══ PAGE EXTRACT

6 February 08: The Philly Skyline Book Review
Our Savage Neighbors by Peter Silver

Our Savage Neighbors, by Peter Silver
Norton, 2007, 386 pages (hardcover)
ISBN-978-0-393-06248-9
Reviewed by Nathaniel Popkin

Our port was busy in the 1720s. Already known as an asylum for Europe's religiously oppressed, now they came in a fury from southern Germany and northern Ireland. The Irish, from Ulster, were largely Presbyterians, self-reliant country people looking for economic opportunity. The Germans, unlike the German Quakers who had founded Germantown, were Moravians, Mennonites, Schwenkfelders, and Dunkards. They were escaping war and persecution.

Many of them set out from Philadelphia upon arrival, heading west to settle Pennsylvania. But,

It was very bad luck that all of these newcomers started to press ashore at Philadelphia by the tens of thousands in the 1720s -- an entire decade during which, as it happened, no one had clear legal authority to purchase, survey, or sell land in Pennsylvania at all. The death of William Penn in 1718 had set off a bitter fourteen-year battle for control of the colony between his second wife and various children, leaving title to the province up in the air.
If you've ever wondered what happened to Penn's ideas of "Toleration," look no further than this family squabble. The resulting vacuum of leadership meant immigrants were now semi-official settlers, allowed to establish towns wherever they liked, often putting them in direct conflict with Delaware, Iroquois, Shawnee, and Conestoga Indians. What resulted was undulating sectarian strife and war, and what emerged, as Peter Silver says in the introduction to this beguiling work of history, shaped the architecture of American politics. "This book," he writes with characteristic clarity, "is about how fear and horror, with suitable repackaging, can remake whole societies and their political landscapes." Silver uses this thesis to make a sizable historical claim, that the American Revolution, for a long time a kind of plodding, inconclusive affair, was pushed along because of the anti-Indian fear that had developed since the 1750s. Many of the Indian groups had allied with the British. The result of that -- British troops employing Indians to attack Americans -- according to Silver, was to break the protective bond between sovereign and people, a public relations disaster finally turning colonists against the crown.

But Silver's careful epistemology of fear and politics in early Pennsylvania -- he evokes the "anti-Indian sublime" with great precision -- could have easily been written about America post-9/11, a claim he artfully restrains himself from making. His is the story of the way fear is invented, declared, assigned, and broadcast -- and then used to justify war. Silver spends the middle chapters of the book explaining how diverse groups of Pennsylvania Europeans overcame hatred of each other in order to project fear onto Quakers and then Indians; how they responded to terror; and finally how they struck back, eventually pushing the Indians into Ohio.

The elements of the telling analogy to our time are all here: Indian attack was terror, and like suicide bombing, an "[im]proper violence;" the irrational and rabid pamphleteering -- "a kind of paper blizzard, a silent explosion of print"--could just as easily be the chest-pounding of Fox News or the ranting of the blogosphere; Penn's first provost William Smith, who orchestrated the anti-Quaker white majority, emerges here as Karl Rove and Governor Robert Hunter Morris as Dick Cheney; here too is the clever psychology of preemptive warfare, the vilification of the French, the "anti-Americanism" of pacifists, and the mistrust of urban elites. On this last point, the author invites us to imagine our city as the center of the world. Here Philadelphia is the city we daydream of, the cool, cosmopolitan, and rational capital, and wildly diverse, if not always at ease. It stands in glimmering contrast to the scream-filled democracy of its hick provinces. And as such it is worth reminding ourselves that Philadelphia is justified in staking claim to American pluralism. (And is the reason we ought to build a museum to immigration -- complete, certainly, with a full-size model of William Penn's ship, the Welcome.)

════

(STATED GOAL 1):
Switch "time-label" to "hour-label" in the rows. Begin at the first line of the rows and stop after the line that contains "grid-hline bbox=[2, 272, 96, 273]". Leave everything else unchanged.

══ DATA FOR THIS EXERCISE

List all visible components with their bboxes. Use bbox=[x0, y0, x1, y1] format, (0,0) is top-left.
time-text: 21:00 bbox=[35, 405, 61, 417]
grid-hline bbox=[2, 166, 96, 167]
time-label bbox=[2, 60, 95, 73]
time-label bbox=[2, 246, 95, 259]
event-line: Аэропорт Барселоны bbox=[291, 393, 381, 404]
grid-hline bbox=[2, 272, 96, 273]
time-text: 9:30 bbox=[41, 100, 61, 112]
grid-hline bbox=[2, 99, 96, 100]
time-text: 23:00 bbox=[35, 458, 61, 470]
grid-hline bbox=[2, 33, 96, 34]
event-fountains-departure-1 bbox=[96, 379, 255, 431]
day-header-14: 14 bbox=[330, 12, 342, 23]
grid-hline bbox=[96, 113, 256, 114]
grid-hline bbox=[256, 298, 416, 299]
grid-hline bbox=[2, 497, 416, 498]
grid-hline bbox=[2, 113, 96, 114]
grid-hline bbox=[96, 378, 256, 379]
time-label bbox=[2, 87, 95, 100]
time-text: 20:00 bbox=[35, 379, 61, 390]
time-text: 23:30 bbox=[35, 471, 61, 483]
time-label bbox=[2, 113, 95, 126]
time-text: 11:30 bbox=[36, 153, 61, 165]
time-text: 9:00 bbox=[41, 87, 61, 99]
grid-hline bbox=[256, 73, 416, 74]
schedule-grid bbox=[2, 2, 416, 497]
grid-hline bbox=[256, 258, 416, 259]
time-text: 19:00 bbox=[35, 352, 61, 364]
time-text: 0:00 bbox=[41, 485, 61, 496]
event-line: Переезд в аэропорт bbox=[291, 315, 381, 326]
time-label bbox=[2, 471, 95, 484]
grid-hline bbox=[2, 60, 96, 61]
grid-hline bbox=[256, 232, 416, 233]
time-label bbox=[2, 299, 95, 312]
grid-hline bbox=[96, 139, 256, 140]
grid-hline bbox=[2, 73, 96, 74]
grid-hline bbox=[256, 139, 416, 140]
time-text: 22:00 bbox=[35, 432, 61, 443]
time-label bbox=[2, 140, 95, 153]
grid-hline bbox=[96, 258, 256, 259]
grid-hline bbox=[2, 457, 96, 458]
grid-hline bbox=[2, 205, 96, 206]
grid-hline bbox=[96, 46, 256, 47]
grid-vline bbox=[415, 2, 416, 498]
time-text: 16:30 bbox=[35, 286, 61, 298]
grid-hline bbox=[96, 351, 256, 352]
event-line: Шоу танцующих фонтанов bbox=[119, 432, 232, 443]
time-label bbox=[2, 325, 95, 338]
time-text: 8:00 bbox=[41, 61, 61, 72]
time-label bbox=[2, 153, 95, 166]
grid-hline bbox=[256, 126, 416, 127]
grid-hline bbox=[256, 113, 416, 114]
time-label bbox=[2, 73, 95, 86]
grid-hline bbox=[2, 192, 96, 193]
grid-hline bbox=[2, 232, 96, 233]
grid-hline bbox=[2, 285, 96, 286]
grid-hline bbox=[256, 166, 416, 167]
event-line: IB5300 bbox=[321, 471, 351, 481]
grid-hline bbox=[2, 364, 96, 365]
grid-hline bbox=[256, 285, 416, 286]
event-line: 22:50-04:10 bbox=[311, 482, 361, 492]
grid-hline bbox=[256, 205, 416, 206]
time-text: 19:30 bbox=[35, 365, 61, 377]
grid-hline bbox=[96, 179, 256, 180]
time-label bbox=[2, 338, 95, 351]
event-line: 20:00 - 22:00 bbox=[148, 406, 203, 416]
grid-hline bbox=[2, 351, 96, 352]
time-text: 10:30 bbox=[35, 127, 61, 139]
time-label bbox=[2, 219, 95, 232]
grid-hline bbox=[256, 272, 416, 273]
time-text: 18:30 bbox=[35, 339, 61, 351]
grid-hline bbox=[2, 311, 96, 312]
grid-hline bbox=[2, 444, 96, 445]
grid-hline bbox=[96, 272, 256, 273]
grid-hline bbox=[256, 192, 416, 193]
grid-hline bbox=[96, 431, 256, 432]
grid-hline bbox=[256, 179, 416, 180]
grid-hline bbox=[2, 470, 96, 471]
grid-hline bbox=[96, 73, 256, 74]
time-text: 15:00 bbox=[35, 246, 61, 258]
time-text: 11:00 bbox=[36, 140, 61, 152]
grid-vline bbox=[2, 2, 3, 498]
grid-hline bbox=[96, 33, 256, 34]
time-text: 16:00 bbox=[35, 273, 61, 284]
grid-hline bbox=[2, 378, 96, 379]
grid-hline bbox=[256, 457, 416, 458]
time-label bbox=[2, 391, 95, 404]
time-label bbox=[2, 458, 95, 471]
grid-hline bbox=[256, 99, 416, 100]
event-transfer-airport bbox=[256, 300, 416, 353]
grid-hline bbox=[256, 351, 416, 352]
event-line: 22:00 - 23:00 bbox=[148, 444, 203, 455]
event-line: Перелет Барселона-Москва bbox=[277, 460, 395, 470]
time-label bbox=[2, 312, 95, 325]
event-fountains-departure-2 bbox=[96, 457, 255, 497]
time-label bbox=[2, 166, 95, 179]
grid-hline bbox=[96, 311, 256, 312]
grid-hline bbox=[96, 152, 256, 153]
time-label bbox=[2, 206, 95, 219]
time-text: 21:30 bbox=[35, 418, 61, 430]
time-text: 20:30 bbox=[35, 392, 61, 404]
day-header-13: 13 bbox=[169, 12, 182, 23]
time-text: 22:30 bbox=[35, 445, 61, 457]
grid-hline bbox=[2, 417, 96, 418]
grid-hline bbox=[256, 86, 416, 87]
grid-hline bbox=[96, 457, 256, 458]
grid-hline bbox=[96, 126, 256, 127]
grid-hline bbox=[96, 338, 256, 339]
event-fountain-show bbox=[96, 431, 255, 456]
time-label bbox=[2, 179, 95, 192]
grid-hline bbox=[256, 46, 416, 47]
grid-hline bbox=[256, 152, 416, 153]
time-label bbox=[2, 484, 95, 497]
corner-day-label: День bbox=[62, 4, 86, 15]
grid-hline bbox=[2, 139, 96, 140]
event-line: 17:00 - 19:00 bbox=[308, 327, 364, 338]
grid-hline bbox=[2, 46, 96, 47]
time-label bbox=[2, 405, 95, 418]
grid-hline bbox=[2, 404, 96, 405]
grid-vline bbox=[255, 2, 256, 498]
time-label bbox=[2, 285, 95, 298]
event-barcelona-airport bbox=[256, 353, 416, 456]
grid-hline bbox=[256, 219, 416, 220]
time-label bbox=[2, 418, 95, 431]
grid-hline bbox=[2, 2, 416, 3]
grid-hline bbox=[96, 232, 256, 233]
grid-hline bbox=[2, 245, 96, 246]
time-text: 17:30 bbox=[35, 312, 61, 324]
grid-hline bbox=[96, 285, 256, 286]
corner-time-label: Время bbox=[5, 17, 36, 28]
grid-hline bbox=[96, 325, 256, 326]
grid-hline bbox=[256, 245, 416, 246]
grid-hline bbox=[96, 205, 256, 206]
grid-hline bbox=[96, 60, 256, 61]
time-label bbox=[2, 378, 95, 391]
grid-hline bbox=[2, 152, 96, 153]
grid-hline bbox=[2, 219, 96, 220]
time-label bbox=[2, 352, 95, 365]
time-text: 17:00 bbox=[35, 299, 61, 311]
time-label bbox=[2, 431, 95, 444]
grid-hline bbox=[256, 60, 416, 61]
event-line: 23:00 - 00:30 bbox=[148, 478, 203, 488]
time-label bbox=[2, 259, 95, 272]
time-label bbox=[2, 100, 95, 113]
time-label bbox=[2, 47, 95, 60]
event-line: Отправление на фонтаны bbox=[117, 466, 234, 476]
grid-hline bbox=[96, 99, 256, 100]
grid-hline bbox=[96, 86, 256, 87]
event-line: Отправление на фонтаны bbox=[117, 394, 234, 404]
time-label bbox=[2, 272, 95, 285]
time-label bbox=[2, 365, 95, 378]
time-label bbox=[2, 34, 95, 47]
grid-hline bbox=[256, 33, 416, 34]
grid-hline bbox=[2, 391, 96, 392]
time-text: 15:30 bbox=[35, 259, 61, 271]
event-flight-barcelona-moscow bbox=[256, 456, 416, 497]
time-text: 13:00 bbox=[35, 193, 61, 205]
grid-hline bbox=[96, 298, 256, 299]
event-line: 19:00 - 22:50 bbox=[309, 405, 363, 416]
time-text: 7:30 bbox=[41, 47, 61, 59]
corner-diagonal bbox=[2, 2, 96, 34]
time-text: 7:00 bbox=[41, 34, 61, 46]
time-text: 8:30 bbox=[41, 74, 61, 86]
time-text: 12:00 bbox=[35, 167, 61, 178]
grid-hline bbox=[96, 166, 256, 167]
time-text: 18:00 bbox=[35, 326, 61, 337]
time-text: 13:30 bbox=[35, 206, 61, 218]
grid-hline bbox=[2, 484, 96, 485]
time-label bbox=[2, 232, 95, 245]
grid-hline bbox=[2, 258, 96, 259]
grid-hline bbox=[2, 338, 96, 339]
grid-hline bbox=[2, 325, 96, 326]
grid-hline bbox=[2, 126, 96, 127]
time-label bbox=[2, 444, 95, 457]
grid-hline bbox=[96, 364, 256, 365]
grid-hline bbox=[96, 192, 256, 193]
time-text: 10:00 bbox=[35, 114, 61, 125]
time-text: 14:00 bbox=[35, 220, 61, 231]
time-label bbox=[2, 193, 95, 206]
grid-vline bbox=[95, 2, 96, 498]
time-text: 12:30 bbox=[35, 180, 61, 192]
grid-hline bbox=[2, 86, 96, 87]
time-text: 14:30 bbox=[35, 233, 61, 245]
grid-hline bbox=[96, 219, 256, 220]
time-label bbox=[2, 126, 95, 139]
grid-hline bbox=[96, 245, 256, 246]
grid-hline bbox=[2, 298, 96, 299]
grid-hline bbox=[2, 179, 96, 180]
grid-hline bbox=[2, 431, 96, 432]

════

(STATED GOAL 2):
Repeat the book review word for word. Begin at the words "6 February 08: The" and stop after "386 pages (hardcover)".

(TASK RESULT 1):
List all visible components with their bboxes. Use bbox=[x0, y0, x1, y1] format, (0,0) is top-left.
time-text: 21:00 bbox=[35, 405, 61, 417]
grid-hline bbox=[2, 166, 96, 167]
hour-label bbox=[2, 60, 95, 73]
hour-label bbox=[2, 246, 95, 259]
event-line: Аэропорт Барселоны bbox=[291, 393, 381, 404]
grid-hline bbox=[2, 272, 96, 273]

(TASK RESULT 2):
6 February 08: The Philly Skyline Book Review
Our Savage Neighbors by Peter Silver

Our Savage Neighbors, by Peter Silver
Norton, 2007, 386 pages (hardcover)